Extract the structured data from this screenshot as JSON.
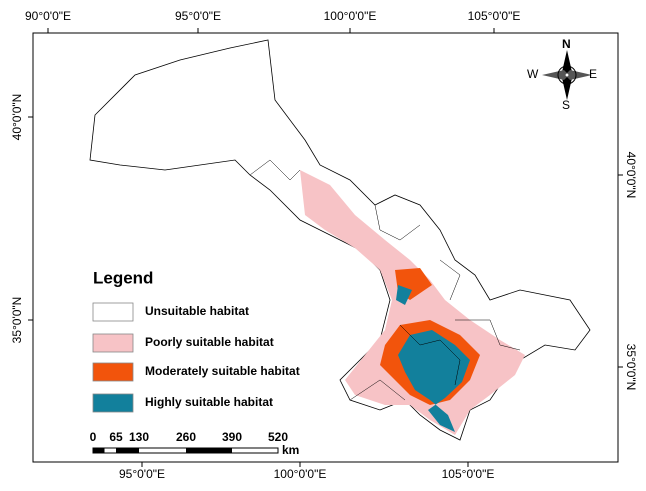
{
  "map": {
    "top_labels": [
      "90°0'0\"E",
      "95°0'0\"E",
      "100°0'0\"E",
      "105°0'0\"E"
    ],
    "bottom_labels": [
      "95°0'0\"E",
      "100°0'0\"E",
      "105°0'0\"E"
    ],
    "left_labels": [
      "40°0'0\"N",
      "35°0'0\"N"
    ],
    "right_labels": [
      "40°0'0\"N",
      "35°0'0\"N"
    ],
    "legend": {
      "title": "Legend",
      "items": [
        {
          "label": "Unsuitable habitat",
          "color": "#ffffff"
        },
        {
          "label": "Poorly suitable habitat",
          "color": "#f7c3c6"
        },
        {
          "label": "Moderately suitable habitat",
          "color": "#f2540c"
        },
        {
          "label": "Highly suitable habitat",
          "color": "#12809c"
        }
      ]
    },
    "scale_bar": {
      "labels": [
        0,
        65,
        130,
        260,
        390,
        520
      ],
      "unit": "km"
    },
    "compass": {
      "north": "N",
      "east": "E",
      "south": "S",
      "west": "W"
    }
  }
}
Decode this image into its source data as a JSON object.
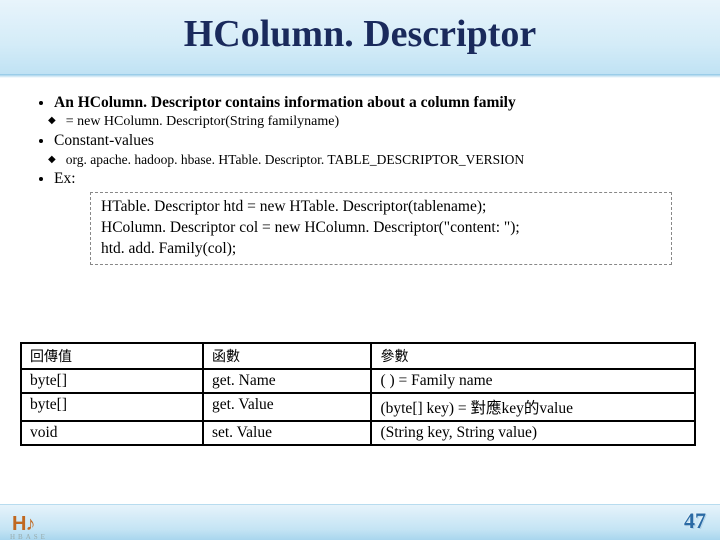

^^^^^^^^^^^^^^^^

> What is needed
Every record must be copied exactly, with images dropped from the result.

> The response
Extract the structured data from this screenshot as JSON.
{
  "map": {
    "top_labels": [
      "90°0'0\"E",
      "95°0'0\"E",
      "100°0'0\"E",
      "105°0'0\"E"
    ],
    "bottom_labels": [
      "95°0'0\"E",
      "100°0'0\"E",
      "105°0'0\"E"
    ],
    "left_labels": [
      "40°0'0\"N",
      "35°0'0\"N"
    ],
    "right_labels": [
      "40°0'0\"N",
      "35°0'0\"N"
    ],
    "legend": {
      "title": "Legend",
      "items": [
        {
          "label": "Unsuitable habitat",
          "color": "#ffffff"
        },
        {
          "label": "Poorly suitable habitat",
          "color": "#f7c3c6"
        },
        {
          "label": "Moderately suitable habitat",
          "color": "#f2540c"
        },
        {
          "label": "Highly suitable habitat",
          "color": "#12809c"
        }
      ]
    },
    "scale_bar": {
      "labels": [
        0,
        65,
        130,
        260,
        390,
        520
      ],
      "unit": "km"
    },
    "compass": {
      "north": "N",
      "east": "E",
      "south": "S",
      "west": "W"
    }
  }
}
Decode this image into its source data as a JSON object.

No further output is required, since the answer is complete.